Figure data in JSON
━━━━━━━━━━
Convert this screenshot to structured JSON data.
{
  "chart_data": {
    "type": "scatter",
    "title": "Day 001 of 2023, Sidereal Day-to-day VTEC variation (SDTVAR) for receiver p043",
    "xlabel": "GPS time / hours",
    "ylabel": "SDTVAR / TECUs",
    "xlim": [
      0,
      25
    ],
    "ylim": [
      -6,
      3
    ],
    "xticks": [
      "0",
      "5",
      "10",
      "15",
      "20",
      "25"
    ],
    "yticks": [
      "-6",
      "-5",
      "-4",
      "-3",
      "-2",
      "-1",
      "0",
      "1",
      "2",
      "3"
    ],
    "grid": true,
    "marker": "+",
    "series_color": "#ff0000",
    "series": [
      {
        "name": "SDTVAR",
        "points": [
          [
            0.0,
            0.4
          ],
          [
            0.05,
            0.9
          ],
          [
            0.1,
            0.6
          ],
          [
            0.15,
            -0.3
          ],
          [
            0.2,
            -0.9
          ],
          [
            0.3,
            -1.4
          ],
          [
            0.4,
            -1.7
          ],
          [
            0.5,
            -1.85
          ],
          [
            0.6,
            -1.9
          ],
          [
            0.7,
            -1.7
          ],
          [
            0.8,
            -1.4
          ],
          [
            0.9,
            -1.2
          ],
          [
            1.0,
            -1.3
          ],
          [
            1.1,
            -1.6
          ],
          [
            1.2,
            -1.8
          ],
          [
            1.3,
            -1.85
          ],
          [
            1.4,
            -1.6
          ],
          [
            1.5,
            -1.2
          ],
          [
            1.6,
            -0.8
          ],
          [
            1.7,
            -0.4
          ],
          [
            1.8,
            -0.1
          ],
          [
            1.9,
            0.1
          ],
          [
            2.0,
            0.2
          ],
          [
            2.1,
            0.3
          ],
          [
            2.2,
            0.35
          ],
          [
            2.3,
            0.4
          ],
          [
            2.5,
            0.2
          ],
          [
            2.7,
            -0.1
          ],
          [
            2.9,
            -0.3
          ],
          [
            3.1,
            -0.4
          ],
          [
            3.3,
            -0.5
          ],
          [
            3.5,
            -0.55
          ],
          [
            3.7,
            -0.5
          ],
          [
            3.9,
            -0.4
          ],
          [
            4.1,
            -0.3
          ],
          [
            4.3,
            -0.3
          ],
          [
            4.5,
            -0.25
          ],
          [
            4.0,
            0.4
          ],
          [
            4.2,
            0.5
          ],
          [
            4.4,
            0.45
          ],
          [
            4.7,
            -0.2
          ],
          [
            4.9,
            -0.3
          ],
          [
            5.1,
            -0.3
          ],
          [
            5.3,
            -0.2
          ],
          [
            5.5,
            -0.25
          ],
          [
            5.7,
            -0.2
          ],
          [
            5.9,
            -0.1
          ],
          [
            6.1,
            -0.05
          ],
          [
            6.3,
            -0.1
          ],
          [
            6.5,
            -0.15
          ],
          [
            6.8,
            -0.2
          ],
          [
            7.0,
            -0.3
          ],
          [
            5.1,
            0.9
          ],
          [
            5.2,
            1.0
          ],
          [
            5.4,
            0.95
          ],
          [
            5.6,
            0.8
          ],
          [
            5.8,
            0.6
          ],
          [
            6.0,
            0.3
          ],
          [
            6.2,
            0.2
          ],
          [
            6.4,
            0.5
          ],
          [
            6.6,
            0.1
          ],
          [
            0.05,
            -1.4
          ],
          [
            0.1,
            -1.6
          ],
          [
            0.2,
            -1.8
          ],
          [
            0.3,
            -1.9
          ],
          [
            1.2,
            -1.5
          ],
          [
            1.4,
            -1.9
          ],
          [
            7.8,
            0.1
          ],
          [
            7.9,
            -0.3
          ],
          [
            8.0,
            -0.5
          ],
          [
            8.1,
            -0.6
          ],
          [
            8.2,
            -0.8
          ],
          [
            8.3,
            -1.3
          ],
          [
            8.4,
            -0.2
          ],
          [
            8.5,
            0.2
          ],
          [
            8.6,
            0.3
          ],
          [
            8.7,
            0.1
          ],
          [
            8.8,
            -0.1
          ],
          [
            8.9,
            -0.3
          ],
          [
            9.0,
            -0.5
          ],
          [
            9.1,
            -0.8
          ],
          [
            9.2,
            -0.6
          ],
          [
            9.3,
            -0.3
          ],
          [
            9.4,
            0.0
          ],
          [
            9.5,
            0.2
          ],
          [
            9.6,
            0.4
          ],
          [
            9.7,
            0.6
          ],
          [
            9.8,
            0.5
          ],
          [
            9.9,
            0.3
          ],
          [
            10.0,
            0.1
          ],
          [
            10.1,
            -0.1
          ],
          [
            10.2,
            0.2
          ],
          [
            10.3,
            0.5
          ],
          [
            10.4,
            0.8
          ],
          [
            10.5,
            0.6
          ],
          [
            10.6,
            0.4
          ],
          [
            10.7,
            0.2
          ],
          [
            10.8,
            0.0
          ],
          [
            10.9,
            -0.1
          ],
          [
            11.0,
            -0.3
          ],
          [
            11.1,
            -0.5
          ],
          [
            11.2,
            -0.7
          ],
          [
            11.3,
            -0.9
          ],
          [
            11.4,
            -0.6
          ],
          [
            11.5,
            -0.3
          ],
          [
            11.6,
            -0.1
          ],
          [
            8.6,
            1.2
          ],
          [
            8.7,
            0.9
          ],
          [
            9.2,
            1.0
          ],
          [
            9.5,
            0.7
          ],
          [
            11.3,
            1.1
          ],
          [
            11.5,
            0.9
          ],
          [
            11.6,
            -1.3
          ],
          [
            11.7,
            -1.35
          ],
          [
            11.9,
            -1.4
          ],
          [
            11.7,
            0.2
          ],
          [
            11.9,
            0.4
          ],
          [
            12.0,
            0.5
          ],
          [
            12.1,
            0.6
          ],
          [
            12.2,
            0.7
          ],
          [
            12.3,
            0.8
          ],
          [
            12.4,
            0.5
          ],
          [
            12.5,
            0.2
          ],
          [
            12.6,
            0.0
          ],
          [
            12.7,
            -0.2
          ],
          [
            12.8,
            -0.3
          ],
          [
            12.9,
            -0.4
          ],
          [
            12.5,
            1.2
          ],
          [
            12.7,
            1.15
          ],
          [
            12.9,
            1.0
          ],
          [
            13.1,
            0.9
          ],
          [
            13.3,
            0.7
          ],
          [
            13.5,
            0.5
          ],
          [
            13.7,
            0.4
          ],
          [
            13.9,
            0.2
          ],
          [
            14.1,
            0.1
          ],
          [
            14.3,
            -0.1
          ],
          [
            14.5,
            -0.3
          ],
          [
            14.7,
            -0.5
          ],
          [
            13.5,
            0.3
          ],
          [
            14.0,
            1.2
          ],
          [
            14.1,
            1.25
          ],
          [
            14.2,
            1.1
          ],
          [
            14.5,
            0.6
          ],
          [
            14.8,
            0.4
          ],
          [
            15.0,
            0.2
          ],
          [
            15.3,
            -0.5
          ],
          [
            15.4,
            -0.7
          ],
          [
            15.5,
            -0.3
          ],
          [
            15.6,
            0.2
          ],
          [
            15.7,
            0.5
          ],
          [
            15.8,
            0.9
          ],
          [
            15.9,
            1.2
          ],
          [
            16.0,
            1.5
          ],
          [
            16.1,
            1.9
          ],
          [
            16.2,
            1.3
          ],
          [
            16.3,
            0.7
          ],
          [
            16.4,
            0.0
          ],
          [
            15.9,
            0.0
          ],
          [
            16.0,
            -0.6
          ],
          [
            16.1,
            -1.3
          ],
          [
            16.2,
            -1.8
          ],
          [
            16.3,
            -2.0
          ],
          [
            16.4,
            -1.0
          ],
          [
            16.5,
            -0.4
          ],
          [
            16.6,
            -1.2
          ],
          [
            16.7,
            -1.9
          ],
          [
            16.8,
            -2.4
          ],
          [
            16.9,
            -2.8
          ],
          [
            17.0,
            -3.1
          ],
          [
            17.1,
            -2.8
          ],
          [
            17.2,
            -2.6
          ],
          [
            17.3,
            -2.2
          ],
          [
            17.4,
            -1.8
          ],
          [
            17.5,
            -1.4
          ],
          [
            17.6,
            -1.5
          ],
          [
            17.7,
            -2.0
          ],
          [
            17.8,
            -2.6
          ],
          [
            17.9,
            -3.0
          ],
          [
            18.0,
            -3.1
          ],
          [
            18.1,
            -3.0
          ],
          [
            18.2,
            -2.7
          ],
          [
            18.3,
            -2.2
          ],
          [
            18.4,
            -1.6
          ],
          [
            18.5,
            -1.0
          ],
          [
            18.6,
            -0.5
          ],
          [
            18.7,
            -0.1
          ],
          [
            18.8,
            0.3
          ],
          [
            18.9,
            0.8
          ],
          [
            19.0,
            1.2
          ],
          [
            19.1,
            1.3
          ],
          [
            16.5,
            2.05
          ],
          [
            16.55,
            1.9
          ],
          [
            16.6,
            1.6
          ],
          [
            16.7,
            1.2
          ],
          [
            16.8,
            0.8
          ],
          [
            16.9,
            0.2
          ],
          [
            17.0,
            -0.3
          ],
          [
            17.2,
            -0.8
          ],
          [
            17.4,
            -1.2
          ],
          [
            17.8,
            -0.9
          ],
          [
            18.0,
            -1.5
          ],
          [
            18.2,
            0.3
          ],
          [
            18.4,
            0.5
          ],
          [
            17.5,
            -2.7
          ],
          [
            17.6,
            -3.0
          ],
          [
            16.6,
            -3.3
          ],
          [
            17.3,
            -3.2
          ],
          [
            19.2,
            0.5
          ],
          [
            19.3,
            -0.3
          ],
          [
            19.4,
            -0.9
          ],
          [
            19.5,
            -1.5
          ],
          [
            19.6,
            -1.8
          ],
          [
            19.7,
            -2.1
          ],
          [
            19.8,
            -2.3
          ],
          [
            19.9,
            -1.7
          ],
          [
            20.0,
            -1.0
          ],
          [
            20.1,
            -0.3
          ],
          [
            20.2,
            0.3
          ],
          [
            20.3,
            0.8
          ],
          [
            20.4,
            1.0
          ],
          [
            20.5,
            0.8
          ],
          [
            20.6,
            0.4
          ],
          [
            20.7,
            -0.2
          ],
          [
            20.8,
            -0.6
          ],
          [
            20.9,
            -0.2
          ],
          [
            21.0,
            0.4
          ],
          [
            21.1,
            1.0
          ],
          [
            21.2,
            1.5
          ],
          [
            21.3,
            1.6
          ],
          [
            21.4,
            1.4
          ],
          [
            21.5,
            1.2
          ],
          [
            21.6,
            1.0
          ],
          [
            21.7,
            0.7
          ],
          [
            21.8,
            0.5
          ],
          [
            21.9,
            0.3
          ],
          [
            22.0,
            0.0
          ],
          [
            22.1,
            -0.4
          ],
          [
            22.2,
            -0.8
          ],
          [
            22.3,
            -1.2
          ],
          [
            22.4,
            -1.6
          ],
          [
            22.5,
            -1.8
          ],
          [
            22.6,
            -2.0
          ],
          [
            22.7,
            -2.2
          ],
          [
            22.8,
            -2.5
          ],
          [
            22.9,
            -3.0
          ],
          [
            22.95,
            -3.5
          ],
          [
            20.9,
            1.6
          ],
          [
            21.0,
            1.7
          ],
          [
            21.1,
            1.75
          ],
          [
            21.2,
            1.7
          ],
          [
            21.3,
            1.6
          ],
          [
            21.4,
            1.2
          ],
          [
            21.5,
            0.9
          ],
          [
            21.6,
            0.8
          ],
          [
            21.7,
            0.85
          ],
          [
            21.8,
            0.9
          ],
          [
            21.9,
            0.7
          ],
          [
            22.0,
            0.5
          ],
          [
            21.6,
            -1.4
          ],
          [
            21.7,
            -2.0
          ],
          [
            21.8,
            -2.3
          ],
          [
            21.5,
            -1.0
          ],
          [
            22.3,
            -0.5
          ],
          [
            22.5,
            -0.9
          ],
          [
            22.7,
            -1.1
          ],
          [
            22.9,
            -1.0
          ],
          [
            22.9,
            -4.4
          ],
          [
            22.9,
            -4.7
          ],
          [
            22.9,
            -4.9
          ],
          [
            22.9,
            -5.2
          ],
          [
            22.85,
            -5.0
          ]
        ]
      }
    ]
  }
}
━━━━━━━━━━
## [Written problem]
Each line in the data that holds the string "SDTVAR" should be found and copied.

## [Answer to the task]
    "title": "Day 001 of 2023, Sidereal Day-to-day VTEC variation (SDTVAR) for receiver p043",
    "ylabel": "SDTVAR / TECUs",
        "name": "SDTVAR",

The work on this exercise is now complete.